:: RECORD SET ::

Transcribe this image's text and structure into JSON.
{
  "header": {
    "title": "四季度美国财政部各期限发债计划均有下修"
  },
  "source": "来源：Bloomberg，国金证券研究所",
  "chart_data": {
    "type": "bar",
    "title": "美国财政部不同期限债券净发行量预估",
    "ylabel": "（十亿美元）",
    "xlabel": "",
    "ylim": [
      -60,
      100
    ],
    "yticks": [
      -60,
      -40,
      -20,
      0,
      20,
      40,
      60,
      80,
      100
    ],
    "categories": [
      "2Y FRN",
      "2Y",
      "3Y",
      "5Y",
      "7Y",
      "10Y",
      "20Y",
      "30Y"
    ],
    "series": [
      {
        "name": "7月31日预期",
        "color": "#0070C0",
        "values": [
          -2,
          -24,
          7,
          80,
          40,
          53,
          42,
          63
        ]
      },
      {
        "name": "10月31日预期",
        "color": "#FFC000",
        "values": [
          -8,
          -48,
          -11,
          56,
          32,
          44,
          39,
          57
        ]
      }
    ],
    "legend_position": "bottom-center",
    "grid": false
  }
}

:::

• _TASK TO CARRY OUT_:
Collect each line holding the string "title".

• _SOLUTION FOR THIS EXERCISE_:
    "title": "四季度美国财政部各期限发债计划均有下修"
    "title": "美国财政部不同期限债券净发行量预估",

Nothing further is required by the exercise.